Your objective: Reproduce every entry that follows word for word, but omit the images.
□ □ □ □ □
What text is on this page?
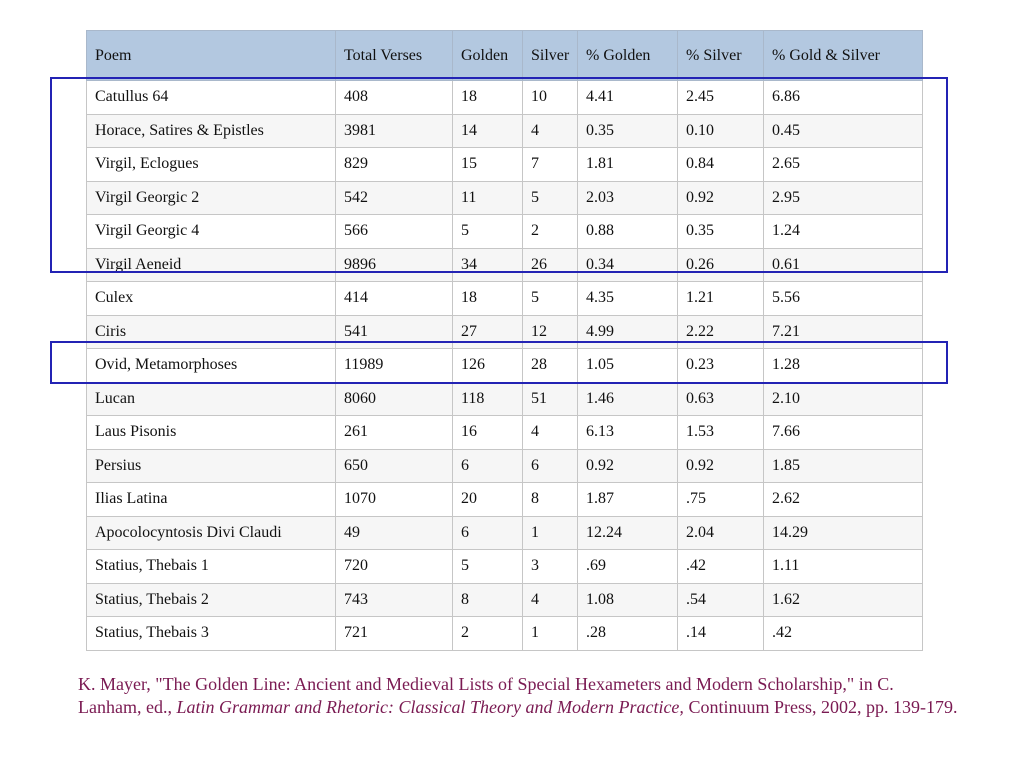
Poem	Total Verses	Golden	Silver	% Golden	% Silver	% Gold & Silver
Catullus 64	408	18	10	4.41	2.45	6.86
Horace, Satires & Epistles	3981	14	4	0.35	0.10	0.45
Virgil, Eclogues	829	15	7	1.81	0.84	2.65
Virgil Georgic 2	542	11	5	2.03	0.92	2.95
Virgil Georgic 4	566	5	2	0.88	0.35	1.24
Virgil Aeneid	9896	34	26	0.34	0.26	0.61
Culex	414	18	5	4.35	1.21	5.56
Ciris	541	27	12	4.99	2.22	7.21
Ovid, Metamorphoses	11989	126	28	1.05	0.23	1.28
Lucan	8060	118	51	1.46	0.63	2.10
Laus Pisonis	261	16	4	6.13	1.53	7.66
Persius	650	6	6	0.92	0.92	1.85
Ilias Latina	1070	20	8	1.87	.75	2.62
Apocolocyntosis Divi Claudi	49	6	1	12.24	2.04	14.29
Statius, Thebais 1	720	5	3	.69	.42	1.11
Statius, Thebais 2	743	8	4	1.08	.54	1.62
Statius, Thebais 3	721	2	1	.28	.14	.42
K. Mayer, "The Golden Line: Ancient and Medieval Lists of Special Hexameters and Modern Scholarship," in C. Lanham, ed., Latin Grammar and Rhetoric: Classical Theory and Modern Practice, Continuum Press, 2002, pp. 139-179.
□ □ □ □ □
Final result:
What text is on this page?
Poem	Total Verses	Golden	Silver	% Golden	% Silver	% Gold & Silver
Catullus 64	408	18	10	4.41	2.45	6.86
Horace, Satires & Epistles	3981	14	4	0.35	0.10	0.45
Virgil, Eclogues	829	15	7	1.81	0.84	2.65
Virgil Georgic 2	542	11	5	2.03	0.92	2.95
Virgil Georgic 4	566	5	2	0.88	0.35	1.24
Virgil Aeneid	9896	34	26	0.34	0.26	0.61
Culex	414	18	5	4.35	1.21	5.56
Ciris	541	27	12	4.99	2.22	7.21
Ovid, Metamorphoses	11989	126	28	1.05	0.23	1.28
Lucan	8060	118	51	1.46	0.63	2.10
Laus Pisonis	261	16	4	6.13	1.53	7.66
Persius	650	6	6	0.92	0.92	1.85
Ilias Latina	1070	20	8	1.87	.75	2.62
Apocolocyntosis Divi Claudi	49	6	1	12.24	2.04	14.29
Statius, Thebais 1	720	5	3	.69	.42	1.11
Statius, Thebais 2	743	8	4	1.08	.54	1.62
Statius, Thebais 3	721	2	1	.28	.14	.42
K. Mayer, "The Golden Line: Ancient and Medieval Lists of Special Hexameters and Modern Scholarship," in C. Lanham, ed., Latin Grammar and Rhetoric: Classical Theory and Modern Practice, Continuum Press, 2002, pp. 139-179.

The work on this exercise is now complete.